Record set:
= = = = = = =
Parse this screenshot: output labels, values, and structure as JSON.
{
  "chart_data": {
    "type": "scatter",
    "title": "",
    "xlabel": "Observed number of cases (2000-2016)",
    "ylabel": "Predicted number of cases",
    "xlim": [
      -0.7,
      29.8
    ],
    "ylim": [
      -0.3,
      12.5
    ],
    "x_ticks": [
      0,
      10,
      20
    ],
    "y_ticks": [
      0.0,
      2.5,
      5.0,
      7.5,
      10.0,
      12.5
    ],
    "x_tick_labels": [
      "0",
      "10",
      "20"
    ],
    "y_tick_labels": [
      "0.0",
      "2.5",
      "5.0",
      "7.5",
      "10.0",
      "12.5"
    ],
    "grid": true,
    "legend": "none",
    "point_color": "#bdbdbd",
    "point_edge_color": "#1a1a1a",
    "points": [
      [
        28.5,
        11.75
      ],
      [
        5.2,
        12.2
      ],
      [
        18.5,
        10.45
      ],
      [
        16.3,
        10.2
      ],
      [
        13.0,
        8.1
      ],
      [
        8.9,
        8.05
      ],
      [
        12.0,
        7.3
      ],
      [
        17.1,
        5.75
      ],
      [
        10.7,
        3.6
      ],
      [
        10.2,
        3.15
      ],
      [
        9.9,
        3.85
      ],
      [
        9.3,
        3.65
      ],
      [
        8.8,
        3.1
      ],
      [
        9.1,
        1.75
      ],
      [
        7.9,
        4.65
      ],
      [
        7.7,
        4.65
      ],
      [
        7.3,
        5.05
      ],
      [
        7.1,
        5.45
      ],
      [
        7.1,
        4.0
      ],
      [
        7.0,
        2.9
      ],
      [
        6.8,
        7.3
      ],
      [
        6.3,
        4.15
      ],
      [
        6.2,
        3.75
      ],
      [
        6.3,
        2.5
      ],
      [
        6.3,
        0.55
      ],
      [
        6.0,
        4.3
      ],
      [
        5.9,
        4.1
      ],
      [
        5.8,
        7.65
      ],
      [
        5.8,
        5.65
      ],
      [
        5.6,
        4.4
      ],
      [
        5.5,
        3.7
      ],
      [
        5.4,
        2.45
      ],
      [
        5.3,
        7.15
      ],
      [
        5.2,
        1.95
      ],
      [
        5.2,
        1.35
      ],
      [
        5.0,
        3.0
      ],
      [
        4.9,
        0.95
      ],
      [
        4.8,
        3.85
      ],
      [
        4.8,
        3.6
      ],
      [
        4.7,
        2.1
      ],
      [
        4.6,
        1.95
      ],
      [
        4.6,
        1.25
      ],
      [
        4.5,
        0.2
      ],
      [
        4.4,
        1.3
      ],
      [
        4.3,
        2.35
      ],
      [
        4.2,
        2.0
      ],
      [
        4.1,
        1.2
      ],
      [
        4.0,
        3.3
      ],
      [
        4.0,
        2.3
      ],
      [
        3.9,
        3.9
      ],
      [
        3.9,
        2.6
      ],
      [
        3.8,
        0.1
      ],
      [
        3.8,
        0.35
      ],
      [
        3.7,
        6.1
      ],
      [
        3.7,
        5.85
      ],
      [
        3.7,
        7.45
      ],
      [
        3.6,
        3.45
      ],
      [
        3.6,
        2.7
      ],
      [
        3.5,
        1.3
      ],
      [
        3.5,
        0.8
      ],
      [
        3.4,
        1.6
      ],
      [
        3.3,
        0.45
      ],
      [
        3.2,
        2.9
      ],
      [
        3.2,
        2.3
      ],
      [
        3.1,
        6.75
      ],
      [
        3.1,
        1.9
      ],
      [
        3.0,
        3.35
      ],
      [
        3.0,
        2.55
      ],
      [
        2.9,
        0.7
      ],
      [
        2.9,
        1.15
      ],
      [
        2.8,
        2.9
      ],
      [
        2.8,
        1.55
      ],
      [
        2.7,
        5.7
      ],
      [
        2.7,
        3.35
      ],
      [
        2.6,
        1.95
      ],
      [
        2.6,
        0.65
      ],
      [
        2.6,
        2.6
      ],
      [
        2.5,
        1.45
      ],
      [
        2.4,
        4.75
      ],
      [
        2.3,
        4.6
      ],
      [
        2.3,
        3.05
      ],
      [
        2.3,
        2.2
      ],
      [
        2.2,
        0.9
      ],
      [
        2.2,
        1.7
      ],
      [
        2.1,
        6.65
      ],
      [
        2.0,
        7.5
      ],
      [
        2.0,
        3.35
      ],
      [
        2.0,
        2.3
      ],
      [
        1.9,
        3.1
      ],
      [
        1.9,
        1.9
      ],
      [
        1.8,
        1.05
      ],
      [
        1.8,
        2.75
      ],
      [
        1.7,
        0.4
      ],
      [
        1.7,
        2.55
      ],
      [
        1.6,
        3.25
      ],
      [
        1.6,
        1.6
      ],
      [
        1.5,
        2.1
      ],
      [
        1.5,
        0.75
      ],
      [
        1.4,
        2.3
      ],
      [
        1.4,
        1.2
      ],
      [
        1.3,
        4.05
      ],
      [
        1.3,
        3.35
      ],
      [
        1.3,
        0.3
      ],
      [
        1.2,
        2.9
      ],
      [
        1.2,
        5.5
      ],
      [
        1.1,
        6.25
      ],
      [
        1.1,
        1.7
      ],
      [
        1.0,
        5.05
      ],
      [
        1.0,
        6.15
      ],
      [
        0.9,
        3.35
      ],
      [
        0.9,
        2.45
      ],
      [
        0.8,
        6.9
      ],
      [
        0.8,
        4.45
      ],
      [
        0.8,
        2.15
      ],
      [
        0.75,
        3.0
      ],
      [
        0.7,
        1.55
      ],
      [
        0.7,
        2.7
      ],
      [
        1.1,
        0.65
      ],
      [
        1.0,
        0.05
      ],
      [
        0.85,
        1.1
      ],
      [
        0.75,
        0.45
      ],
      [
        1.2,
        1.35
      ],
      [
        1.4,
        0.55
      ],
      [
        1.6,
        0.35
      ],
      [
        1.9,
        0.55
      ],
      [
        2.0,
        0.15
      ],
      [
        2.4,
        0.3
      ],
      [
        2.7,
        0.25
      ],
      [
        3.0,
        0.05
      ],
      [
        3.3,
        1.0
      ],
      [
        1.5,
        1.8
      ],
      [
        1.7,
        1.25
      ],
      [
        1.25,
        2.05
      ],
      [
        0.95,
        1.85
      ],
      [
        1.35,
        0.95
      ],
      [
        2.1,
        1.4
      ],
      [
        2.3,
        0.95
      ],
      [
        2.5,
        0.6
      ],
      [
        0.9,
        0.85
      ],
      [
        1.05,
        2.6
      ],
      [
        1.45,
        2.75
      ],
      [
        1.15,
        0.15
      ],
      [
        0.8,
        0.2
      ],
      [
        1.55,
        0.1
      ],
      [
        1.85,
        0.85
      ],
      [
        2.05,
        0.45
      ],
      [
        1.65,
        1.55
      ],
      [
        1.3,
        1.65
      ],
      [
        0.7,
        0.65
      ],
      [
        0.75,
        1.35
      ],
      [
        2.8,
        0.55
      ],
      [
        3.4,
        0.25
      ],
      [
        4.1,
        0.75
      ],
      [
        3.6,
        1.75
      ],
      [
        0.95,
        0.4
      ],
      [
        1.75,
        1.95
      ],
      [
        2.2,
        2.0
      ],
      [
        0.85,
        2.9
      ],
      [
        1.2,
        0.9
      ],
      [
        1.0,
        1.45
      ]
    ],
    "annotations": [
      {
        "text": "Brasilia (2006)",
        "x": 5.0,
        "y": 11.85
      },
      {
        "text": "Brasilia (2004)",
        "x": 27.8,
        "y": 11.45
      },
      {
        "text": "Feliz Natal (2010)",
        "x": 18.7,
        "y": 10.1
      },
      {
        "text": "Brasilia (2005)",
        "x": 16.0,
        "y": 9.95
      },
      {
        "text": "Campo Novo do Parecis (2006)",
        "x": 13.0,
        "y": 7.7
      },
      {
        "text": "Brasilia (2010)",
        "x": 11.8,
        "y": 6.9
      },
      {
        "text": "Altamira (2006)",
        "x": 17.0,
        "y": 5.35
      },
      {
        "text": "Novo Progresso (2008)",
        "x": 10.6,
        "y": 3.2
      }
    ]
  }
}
= = = = = = =
Prompt: From the data, pick out every line that includes "cases".

Response below:
    "xlabel": "Observed number of cases (2000-2016)",
    "ylabel": "Predicted number of cases",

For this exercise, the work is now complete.